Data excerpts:

-=-=-=-=-

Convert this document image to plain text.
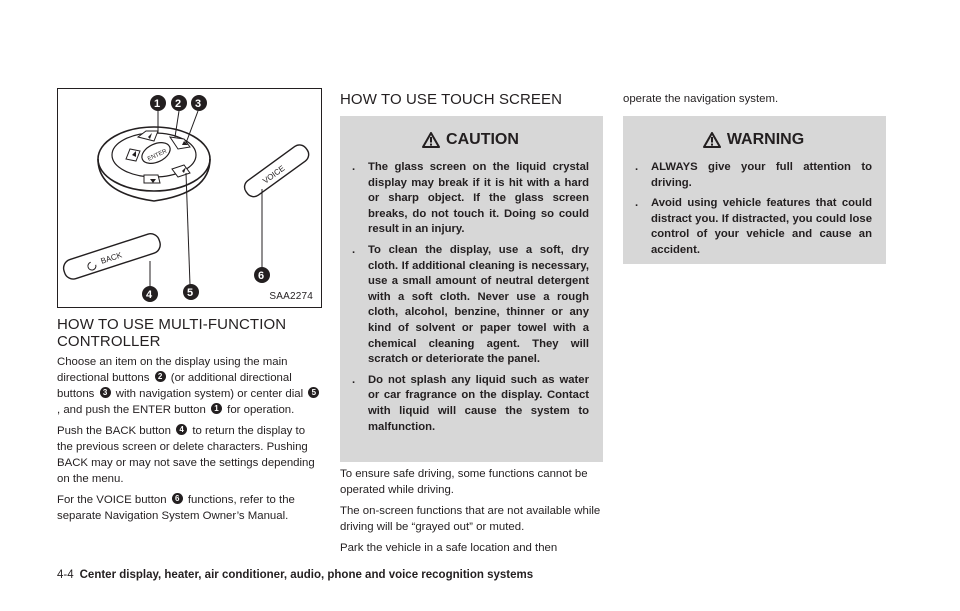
ENTER
BACK
VOICE
1 2 3
4	5
6
SAA2274
HOW TO USE MULTI-FUNCTION
CONTROLLER

Choose an item on the display using the main directional buttons 2 (or additional directional buttons 3 with navigation system) or center dial 5, and push the ENTER button 1 for operation.

Push the BACK button 4 to return the display to the previous screen or delete characters. Pushing BACK may or may not save the settings depending on the menu.

For the VOICE button 6 functions, refer to the separate Navigation System Owner’s Manual.

HOW TO USE TOUCH SCREEN
CAUTION
. The glass screen on the liquid crystal display may break if it is hit with a hard or sharp object. If the glass screen breaks, do not touch it. Doing so could result in an injury.
. To clean the display, use a soft, dry cloth. If additional cleaning is necessary, use a small amount of neutral detergent with a soft cloth. Never use a rough cloth, alcohol, benzine, thinner or any kind of solvent or paper towel with a chemical cleaning agent. They will scratch or deteriorate the panel.
. Do not splash any liquid such as water or car fragrance on the display. Contact with liquid will cause the system to malfunction.

To ensure safe driving, some functions cannot be operated while driving.

The on-screen functions that are not available while driving will be “grayed out” or muted.

Park the vehicle in a safe location and then

operate the navigation system.

WARNING
. ALWAYS give your full attention to driving.
. Avoid using vehicle features that could distract you. If distracted, you could lose control of your vehicle and cause an accident.
4-4 Center display, heater, air conditioner, audio, phone and voice recognition systems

-=-=-=-=-

**WORK TO COMPLETE**
Pull out and copy each line containing the string "additional".

**OUTPUT BELOW**
Choose an item on the display using the main directional buttons 2 (or additional directional buttons 3 with navigation system) or center dial 5, and push the ENTER button 1 for operation.
. To clean the display, use a soft, dry cloth. If additional cleaning is necessary, use a small amount of neutral detergent with a soft cloth. Never use a rough cloth, alcohol, benzine, thinner or any kind of solvent or paper towel with a chemical cleaning agent. They will scratch or deteriorate the panel.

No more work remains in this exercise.